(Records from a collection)
_ _ _
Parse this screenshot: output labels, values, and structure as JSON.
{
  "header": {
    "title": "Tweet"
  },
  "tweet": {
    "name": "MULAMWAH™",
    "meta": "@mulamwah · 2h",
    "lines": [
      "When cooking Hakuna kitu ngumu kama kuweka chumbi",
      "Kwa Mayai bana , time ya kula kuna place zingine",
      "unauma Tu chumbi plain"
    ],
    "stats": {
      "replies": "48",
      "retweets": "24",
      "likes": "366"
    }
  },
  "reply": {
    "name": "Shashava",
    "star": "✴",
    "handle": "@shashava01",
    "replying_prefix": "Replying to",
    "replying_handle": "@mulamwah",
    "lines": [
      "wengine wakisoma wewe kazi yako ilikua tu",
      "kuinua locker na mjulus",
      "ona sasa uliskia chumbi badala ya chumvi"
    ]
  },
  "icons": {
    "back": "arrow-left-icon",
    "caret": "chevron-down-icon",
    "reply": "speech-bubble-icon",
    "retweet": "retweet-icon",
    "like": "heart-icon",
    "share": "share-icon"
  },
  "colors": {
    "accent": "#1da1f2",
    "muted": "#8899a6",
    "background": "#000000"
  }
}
_ _ _
#### WHAT THIS TASK INVOLVES
Show the lines of the records that include the string "chumbi".

#### EXPECTED ANSWER
      "When cooking Hakuna kitu ngumu kama kuweka chumbi",
      "unauma Tu chumbi plain"
      "ona sasa uliskia chumbi badala ya chumvi"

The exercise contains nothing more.